* BEGIN *

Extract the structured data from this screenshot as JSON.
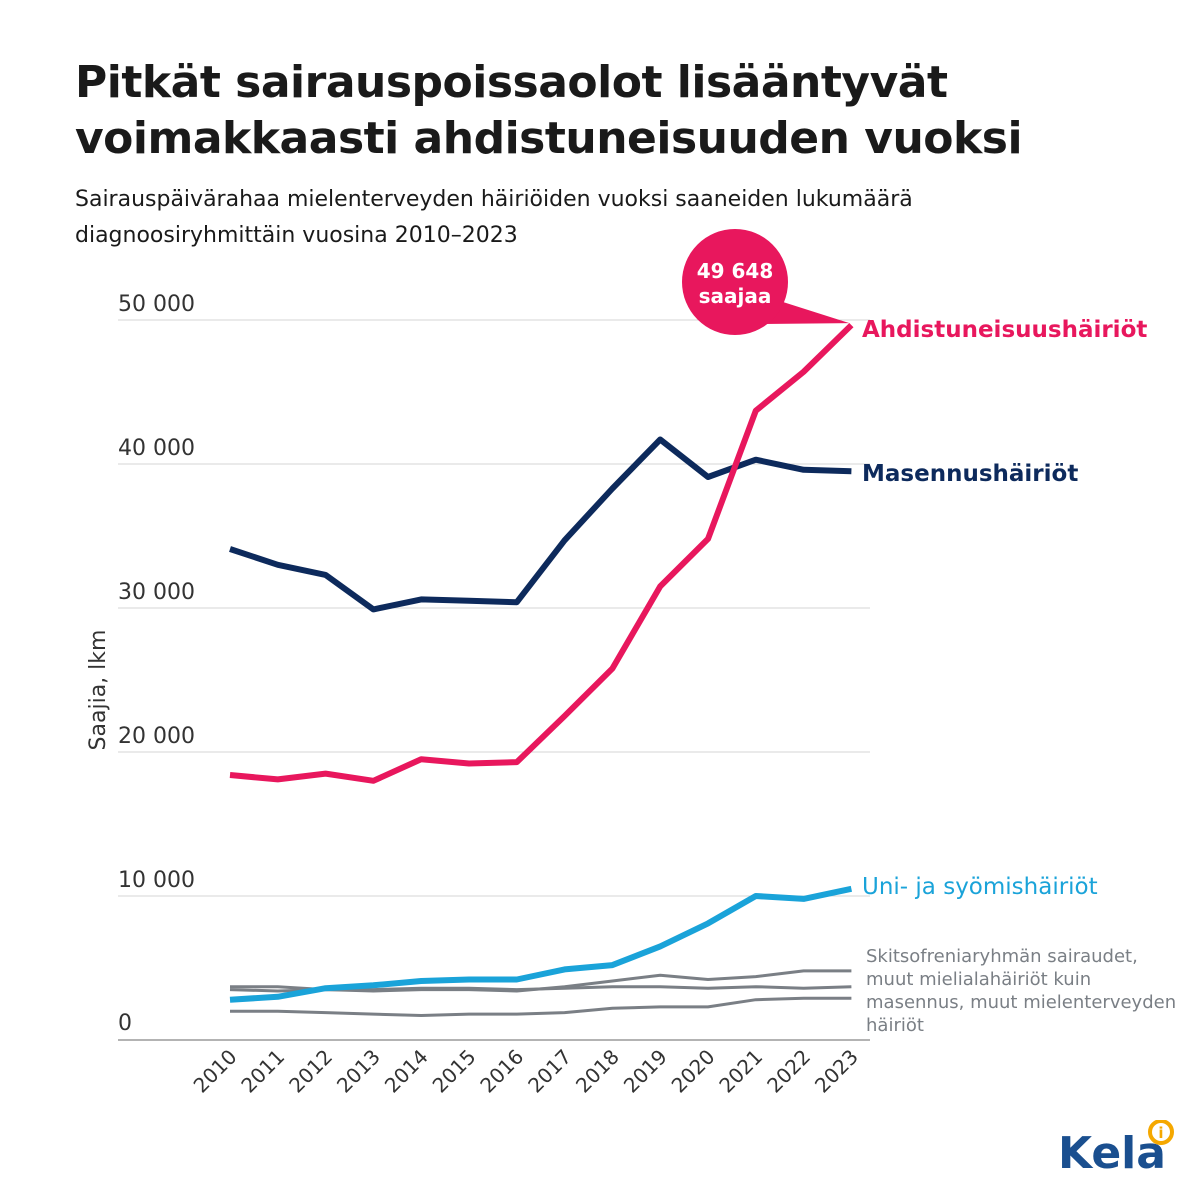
{
  "title_lines": [
    "Pitkät sairauspoissaolot lisääntyvät",
    "voimakkaasti ahdistuneisuuden vuoksi"
  ],
  "subtitle_lines": [
    "Sairauspäivärahaa mielenterveyden häiriöiden vuoksi saaneiden lukumäärä",
    "diagnoosiryhmittäin vuosina 2010–2023"
  ],
  "callout": {
    "line1": "49 648",
    "line2": "saajaa",
    "color": "#e8175d"
  },
  "logo": {
    "text": "Kela",
    "color": "#1a4f8f",
    "accent": "#f5a800"
  },
  "chart_data": {
    "type": "line",
    "ylabel": "Saajia, lkm",
    "ylim": [
      0,
      50000
    ],
    "yticks": [
      0,
      10000,
      20000,
      30000,
      40000,
      50000
    ],
    "ytick_labels": [
      "0",
      "10 000",
      "20 000",
      "30 000",
      "40 000",
      "50 000"
    ],
    "grid": true,
    "x": [
      "2010",
      "2011",
      "2012",
      "2013",
      "2014",
      "2015",
      "2016",
      "2017",
      "2018",
      "2019",
      "2020",
      "2021",
      "2022",
      "2023"
    ],
    "series": [
      {
        "name": "Ahdistuneisuushäiriöt",
        "color": "#e8175d",
        "width": 6,
        "label_lines": [
          "Ahdistuneisuushäiriöt"
        ],
        "values": [
          18400,
          18100,
          18500,
          18000,
          19500,
          19200,
          19300,
          22500,
          25800,
          31500,
          34800,
          43700,
          46400,
          49648
        ]
      },
      {
        "name": "Masennushäiriöt",
        "color": "#0d2a5c",
        "width": 6,
        "label_lines": [
          "Masennushäiriöt"
        ],
        "values": [
          34100,
          33000,
          32300,
          29900,
          30600,
          30500,
          30400,
          34700,
          38300,
          41700,
          39100,
          40300,
          39600,
          39500
        ]
      },
      {
        "name": "Uni- ja syömishäiriöt",
        "color": "#1aa3d9",
        "width": 6,
        "label_lines": [
          "Uni- ja syömishäiriöt"
        ],
        "values": [
          2800,
          3000,
          3600,
          3800,
          4100,
          4200,
          4200,
          4900,
          5200,
          6500,
          8100,
          10000,
          9800,
          10500
        ]
      },
      {
        "name": "Skitsofreniaryhmän sairaudet, muut mielialahäiriöt kuin masennus, muut mielenterveyden häiriöt",
        "color": "#7a7f85",
        "width": 3,
        "label_lines": [
          "Skitsofreniaryhmän sairaudet,",
          "muut mielialahäiriöt kuin",
          "masennus, muut mielenterveyden",
          "häiriöt"
        ],
        "values": [
          3500,
          3400,
          3500,
          3500,
          3600,
          3600,
          3500,
          3600,
          3700,
          3700,
          3600,
          3700,
          3600,
          3700
        ]
      },
      {
        "name": "",
        "color": "#7a7f85",
        "width": 3,
        "values": [
          3700,
          3700,
          3500,
          3400,
          3500,
          3500,
          3400,
          3700,
          4100,
          4500,
          4200,
          4400,
          4800,
          4800
        ]
      },
      {
        "name": "",
        "color": "#7a7f85",
        "width": 3,
        "values": [
          2000,
          2000,
          1900,
          1800,
          1700,
          1800,
          1800,
          1900,
          2200,
          2300,
          2300,
          2800,
          2900,
          2900
        ]
      }
    ]
  }
}
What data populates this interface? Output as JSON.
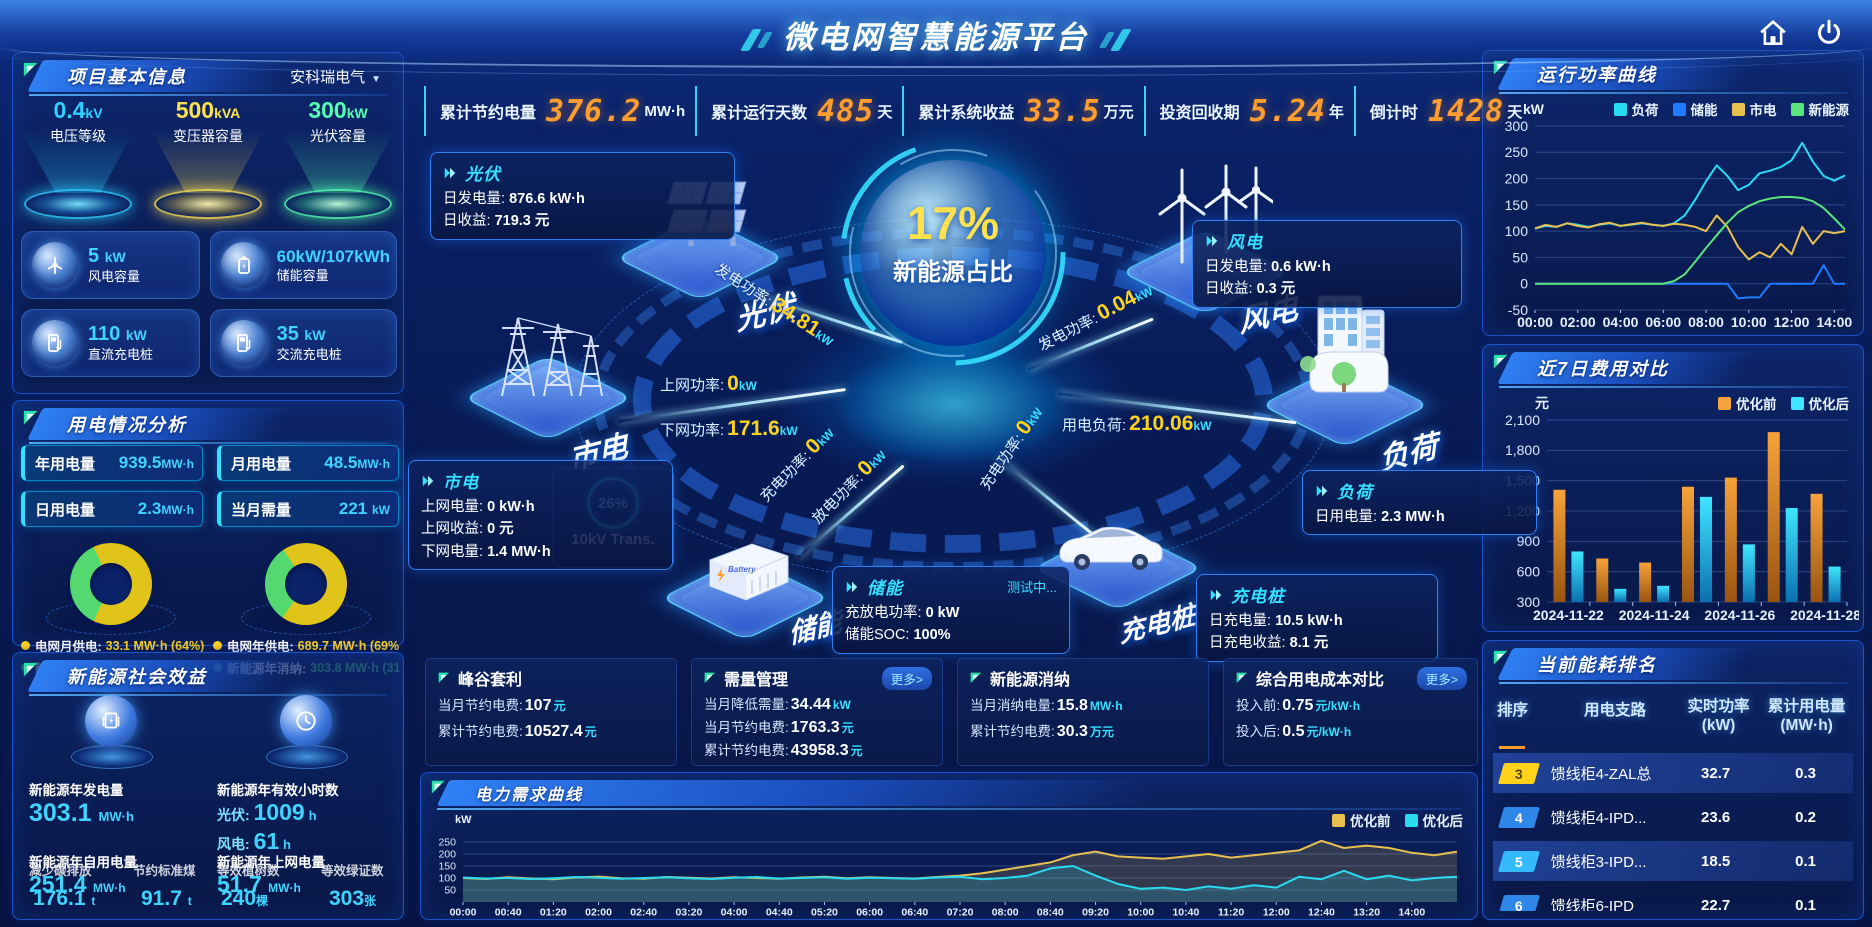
{
  "header": {
    "title": "微电网智慧能源平台"
  },
  "topbar": {
    "items": [
      {
        "label": "累计节约电量",
        "value": "376.2",
        "unit": "MW·h"
      },
      {
        "label": "累计运行天数",
        "value": "485",
        "unit": "天"
      },
      {
        "label": "累计系统收益",
        "value": "33.5",
        "unit": "万元"
      },
      {
        "label": "投资回收期",
        "value": "5.24",
        "unit": "年"
      },
      {
        "label": "倒计时",
        "value": "1428",
        "unit": "天"
      }
    ]
  },
  "project": {
    "title": "项目基本信息",
    "company": "安科瑞电气",
    "pedestals": [
      {
        "value": "0.4",
        "unit": "kV",
        "label": "电压等级",
        "color": "#2fd0ff"
      },
      {
        "value": "500",
        "unit": "kVA",
        "label": "变压器容量",
        "color": "#ffe14d"
      },
      {
        "value": "300",
        "unit": "kW",
        "label": "光伏容量",
        "color": "#54ffb0"
      }
    ],
    "capsules": [
      {
        "value": "5",
        "unit": "kW",
        "label": "风电容量"
      },
      {
        "value": "60kW/107kWh",
        "unit": "",
        "label": "储能容量"
      },
      {
        "value": "110",
        "unit": "kW",
        "label": "直流充电桩"
      },
      {
        "value": "35",
        "unit": "kW",
        "label": "交流充电桩"
      }
    ]
  },
  "usage": {
    "title": "用电情况分析",
    "pills": [
      {
        "label": "年用电量",
        "value": "939.5",
        "unit": "MW·h"
      },
      {
        "label": "月用电量",
        "value": "48.5",
        "unit": "MW·h"
      },
      {
        "label": "日用电量",
        "value": "2.3",
        "unit": "MW·h"
      },
      {
        "label": "当月需量",
        "value": "221",
        "unit": "kW"
      }
    ],
    "legend": [
      {
        "label": "电网月供电:",
        "value": "33.1 MW·h (64%)",
        "color": "#ffd21c"
      },
      {
        "label": "电网年供电:",
        "value": "689.7 MW·h (69%)",
        "color": "#ffd21c"
      },
      {
        "label": "新能源月消纳:",
        "value": "19 MW·h (36%)",
        "color": "#4fe07c"
      },
      {
        "label": "新能源年消纳:",
        "value": "303.8 MW·h (31%)",
        "color": "#4fe07c"
      }
    ]
  },
  "benefit": {
    "title": "新能源社会效益",
    "gen": {
      "label": "新能源年发电量",
      "value": "303.1",
      "unit": "MW·h"
    },
    "hours": {
      "label": "新能源年有效小时数",
      "pv_label": "光伏:",
      "pv_value": "1009",
      "pv_unit": "h",
      "wind_label": "风电:",
      "wind_value": "61",
      "wind_unit": "h"
    },
    "self": {
      "label": "新能源年自用电量",
      "value": "251.4",
      "unit": "MW·h"
    },
    "export": {
      "label": "新能源年上网电量",
      "value": "51.7",
      "unit": "MW·h"
    },
    "co2": {
      "label": "减少碳排放",
      "value": "176.1",
      "unit": "t"
    },
    "coal": {
      "label": "节约标准煤",
      "value": "91.7",
      "unit": "t"
    },
    "trees": {
      "label": "等效植树数",
      "value": "240",
      "unit": "棵"
    },
    "certs": {
      "label": "等效绿证数",
      "value": "303",
      "unit": "张"
    }
  },
  "diagram": {
    "center_pct": "17%",
    "center_label": "新能源占比",
    "nodes": {
      "solar": "光伏",
      "wind": "风电",
      "grid": "市电",
      "load": "负荷",
      "storage": "储能",
      "charger": "充电桩"
    },
    "flows": [
      {
        "label": "发电功率:",
        "value": "34.81",
        "unit": "kW"
      },
      {
        "label": "上网功率:",
        "value": "0",
        "unit": "kW"
      },
      {
        "label": "下网功率:",
        "value": "171.6",
        "unit": "kW"
      },
      {
        "label": "发电功率:",
        "value": "0.04",
        "unit": "kW"
      },
      {
        "label": "用电负荷:",
        "value": "210.06",
        "unit": "kW"
      },
      {
        "label": "充电功率:",
        "value": "0",
        "unit": "kW"
      },
      {
        "label": "放电功率:",
        "value": "0",
        "unit": "kW"
      },
      {
        "label": "充电功率:",
        "value": "0",
        "unit": "kW"
      }
    ],
    "transformer": {
      "pct": "26%",
      "label": "10kV Trans."
    },
    "boxes": {
      "solar": {
        "title": "光伏",
        "rows": [
          {
            "label": "日发电量:",
            "value": "876.6 kW·h"
          },
          {
            "label": "日收益:",
            "value": "719.3 元"
          }
        ]
      },
      "grid": {
        "title": "市电",
        "rows": [
          {
            "label": "上网电量:",
            "value": "0 kW·h"
          },
          {
            "label": "上网收益:",
            "value": "0 元"
          },
          {
            "label": "下网电量:",
            "value": "1.4 MW·h"
          }
        ]
      },
      "wind": {
        "title": "风电",
        "rows": [
          {
            "label": "日发电量:",
            "value": "0.6 kW·h"
          },
          {
            "label": "日收益:",
            "value": "0.3 元"
          }
        ]
      },
      "load": {
        "title": "负荷",
        "rows": [
          {
            "label": "日用电量:",
            "value": "2.3 MW·h"
          }
        ]
      },
      "storage": {
        "title": "储能",
        "badge": "测试中...",
        "rows": [
          {
            "label": "充放电功率:",
            "value": "0 kW"
          },
          {
            "label": "储能SOC:",
            "value": "100%"
          }
        ]
      },
      "charger": {
        "title": "充电桩",
        "rows": [
          {
            "label": "日充电量:",
            "value": "10.5 kW·h"
          },
          {
            "label": "日充电收益:",
            "value": "8.1 元"
          }
        ]
      }
    }
  },
  "cards": [
    {
      "title": "峰谷套利",
      "more": "",
      "rows": [
        {
          "label": "当月节约电费:",
          "value": "107",
          "unit": "元"
        },
        {
          "label": "累计节约电费:",
          "value": "10527.4",
          "unit": "元"
        }
      ]
    },
    {
      "title": "需量管理",
      "more": "更多>",
      "rows": [
        {
          "label": "当月降低需量:",
          "value": "34.44",
          "unit": "kW"
        },
        {
          "label": "当月节约电费:",
          "value": "1763.3",
          "unit": "元"
        },
        {
          "label": "累计节约电费:",
          "value": "43958.3",
          "unit": "元"
        }
      ]
    },
    {
      "title": "新能源消纳",
      "more": "",
      "rows": [
        {
          "label": "当月消纳电量:",
          "value": "15.8",
          "unit": "MW·h"
        },
        {
          "label": "累计节约电费:",
          "value": "30.3",
          "unit": "万元"
        }
      ]
    },
    {
      "title": "综合用电成本对比",
      "more": "更多>",
      "rows": [
        {
          "label": "投入前:",
          "value": "0.75",
          "unit": "元/kW·h"
        },
        {
          "label": "投入后:",
          "value": "0.5",
          "unit": "元/kW·h"
        }
      ]
    }
  ],
  "titles": {
    "run_power": "运行功率曲线",
    "cost7": "近7日费用对比",
    "ranking": "当前能耗排名",
    "demand": "电力需求曲线"
  },
  "ranking": {
    "columns": [
      "排序",
      "用电支路",
      "实时功率",
      "(kW)",
      "累计用电量",
      "(MW·h)"
    ],
    "rows": [
      {
        "rank": "3",
        "branch": "馈线柜4-ZAL总",
        "power": "32.7",
        "energy": "0.3"
      },
      {
        "rank": "4",
        "branch": "馈线柜4-IPD...",
        "power": "23.6",
        "energy": "0.2"
      },
      {
        "rank": "5",
        "branch": "馈线柜3-IPD...",
        "power": "18.5",
        "energy": "0.1"
      },
      {
        "rank": "6",
        "branch": "馈线柜6-IPD",
        "power": "22.7",
        "energy": "0.1"
      }
    ]
  },
  "chart_data": [
    {
      "id": "run_power",
      "type": "line",
      "title": "运行功率曲线",
      "ylabel": "kW",
      "ylim": [
        -50,
        300
      ],
      "grid": true,
      "legend_position": "top",
      "yticks": [
        {
          "v": -50,
          "l": "-50"
        },
        {
          "v": 0,
          "l": "0"
        },
        {
          "v": 50,
          "l": "50"
        },
        {
          "v": 100,
          "l": "100"
        },
        {
          "v": 150,
          "l": "150"
        },
        {
          "v": 200,
          "l": "200"
        },
        {
          "v": 250,
          "l": "250"
        },
        {
          "v": 300,
          "l": "300"
        }
      ],
      "x_range": [
        0,
        14.5
      ],
      "xticks": [
        {
          "v": 0,
          "l": "00:00"
        },
        {
          "v": 2,
          "l": "02:00"
        },
        {
          "v": 4,
          "l": "04:00"
        },
        {
          "v": 6,
          "l": "06:00"
        },
        {
          "v": 8,
          "l": "08:00"
        },
        {
          "v": 10,
          "l": "10:00"
        },
        {
          "v": 12,
          "l": "12:00"
        },
        {
          "v": 14,
          "l": "14:00"
        }
      ],
      "fs": 14,
      "series": [
        {
          "name": "负荷",
          "color": "#29dcf2",
          "values": [
            105,
            110,
            108,
            115,
            112,
            108,
            112,
            115,
            110,
            112,
            115,
            112,
            110,
            115,
            130,
            160,
            195,
            225,
            205,
            178,
            188,
            210,
            215,
            222,
            235,
            268,
            232,
            205,
            196,
            206
          ]
        },
        {
          "name": "储能",
          "color": "#1f7bff",
          "values": [
            0,
            0,
            0,
            0,
            0,
            0,
            0,
            0,
            0,
            0,
            0,
            0,
            0,
            0,
            0,
            0,
            0,
            0,
            0,
            -28,
            -26,
            -26,
            0,
            0,
            0,
            0,
            0,
            35,
            0,
            0
          ]
        },
        {
          "name": "市电",
          "color": "#e8c04f",
          "values": [
            105,
            112,
            108,
            115,
            110,
            107,
            113,
            116,
            110,
            113,
            116,
            112,
            110,
            114,
            112,
            108,
            100,
            130,
            108,
            70,
            46,
            60,
            50,
            76,
            56,
            108,
            76,
            100,
            96,
            100
          ]
        },
        {
          "name": "新能源",
          "color": "#5be37c",
          "values": [
            0,
            0,
            0,
            0,
            0,
            0,
            0,
            0,
            0,
            0,
            0,
            0,
            0,
            5,
            18,
            42,
            68,
            92,
            116,
            136,
            148,
            157,
            162,
            165,
            165,
            163,
            157,
            144,
            124,
            103
          ]
        }
      ]
    },
    {
      "id": "cost7",
      "type": "bar",
      "title": "近7日费用对比",
      "ylabel": "元",
      "ylim": [
        300,
        2100
      ],
      "grid": true,
      "legend_position": "top",
      "yticks": [
        {
          "v": 300,
          "l": "300"
        },
        {
          "v": 600,
          "l": "600"
        },
        {
          "v": 900,
          "l": "900"
        },
        {
          "v": 1200,
          "l": "1,200"
        },
        {
          "v": 1500,
          "l": "1,500"
        },
        {
          "v": 1800,
          "l": "1,800"
        },
        {
          "v": 2100,
          "l": "2,100"
        }
      ],
      "categories": [
        "2024-11-22",
        "2024-11-23",
        "2024-11-24",
        "2024-11-25",
        "2024-11-26",
        "2024-11-27",
        "2024-11-28"
      ],
      "xtick_indices": [
        0,
        2,
        4,
        6
      ],
      "fs": 14,
      "series": [
        {
          "name": "优化前",
          "colors": [
            "#f7a33b",
            "#9a5410"
          ],
          "values": [
            1410,
            730,
            690,
            1440,
            1530,
            1980,
            1370
          ]
        },
        {
          "name": "优化后",
          "colors": [
            "#3fe6ff",
            "#0b6fb0"
          ],
          "values": [
            800,
            430,
            460,
            1340,
            870,
            1230,
            650
          ]
        }
      ]
    },
    {
      "id": "demand",
      "type": "line",
      "title": "电力需求曲线",
      "ylabel": "kW",
      "ylim": [
        0,
        300
      ],
      "grid": true,
      "legend_position": "top-right",
      "yticks": [
        {
          "v": 50,
          "l": "50"
        },
        {
          "v": 100,
          "l": "100"
        },
        {
          "v": 150,
          "l": "150"
        },
        {
          "v": 200,
          "l": "200"
        },
        {
          "v": 250,
          "l": "250"
        }
      ],
      "x_range": [
        0,
        44
      ],
      "xticks": [
        {
          "v": 0,
          "l": "00:00"
        },
        {
          "v": 2,
          "l": "00:40"
        },
        {
          "v": 4,
          "l": "01:20"
        },
        {
          "v": 6,
          "l": "02:00"
        },
        {
          "v": 8,
          "l": "02:40"
        },
        {
          "v": 10,
          "l": "03:20"
        },
        {
          "v": 12,
          "l": "04:00"
        },
        {
          "v": 14,
          "l": "04:40"
        },
        {
          "v": 16,
          "l": "05:20"
        },
        {
          "v": 18,
          "l": "06:00"
        },
        {
          "v": 20,
          "l": "06:40"
        },
        {
          "v": 22,
          "l": "07:20"
        },
        {
          "v": 24,
          "l": "08:00"
        },
        {
          "v": 26,
          "l": "08:40"
        },
        {
          "v": 28,
          "l": "09:20"
        },
        {
          "v": 30,
          "l": "10:00"
        },
        {
          "v": 32,
          "l": "10:40"
        },
        {
          "v": 34,
          "l": "11:20"
        },
        {
          "v": 36,
          "l": "12:00"
        },
        {
          "v": 38,
          "l": "12:40"
        },
        {
          "v": 40,
          "l": "13:20"
        },
        {
          "v": 42,
          "l": "14:00"
        }
      ],
      "fs": 10.5,
      "series": [
        {
          "name": "优化前",
          "color": "#e8c04f",
          "fill": true,
          "values": [
            100,
            96,
            103,
            98,
            95,
            102,
            106,
            99,
            97,
            104,
            101,
            98,
            103,
            100,
            97,
            102,
            105,
            99,
            103,
            100,
            98,
            104,
            110,
            120,
            135,
            150,
            165,
            195,
            210,
            190,
            185,
            180,
            190,
            200,
            185,
            195,
            205,
            215,
            255,
            225,
            235,
            225,
            205,
            195,
            210
          ]
        },
        {
          "name": "优化后",
          "color": "#29dcf2",
          "fill": true,
          "values": [
            102,
            98,
            100,
            96,
            99,
            104,
            101,
            97,
            100,
            103,
            99,
            96,
            101,
            104,
            98,
            100,
            103,
            97,
            101,
            99,
            97,
            102,
            105,
            95,
            100,
            110,
            140,
            150,
            110,
            75,
            55,
            60,
            50,
            65,
            55,
            70,
            60,
            105,
            95,
            130,
            95,
            110,
            90,
            100,
            105
          ]
        }
      ]
    },
    {
      "id": "donut_month",
      "type": "pie",
      "labels": [
        "电网月供电",
        "新能源月消纳"
      ],
      "values": [
        64,
        36
      ],
      "colors": [
        "#e0c419",
        "#53d96f"
      ],
      "from": 205
    },
    {
      "id": "donut_year",
      "type": "pie",
      "labels": [
        "电网年供电",
        "新能源年消纳"
      ],
      "values": [
        69,
        31
      ],
      "colors": [
        "#e0c419",
        "#53d96f"
      ],
      "from": 215
    }
  ]
}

* END *

» What you will do
Track down all lines above with the string "muut" and copy them.

» Answer to this problem
        "name": "Skitsofreniaryhmän sairaudet, muut mielialahäiriöt kuin masennus, muut mielenterveyden häiriöt",
          "muut mielialahäiriöt kuin",
          "masennus, muut mielenterveyden",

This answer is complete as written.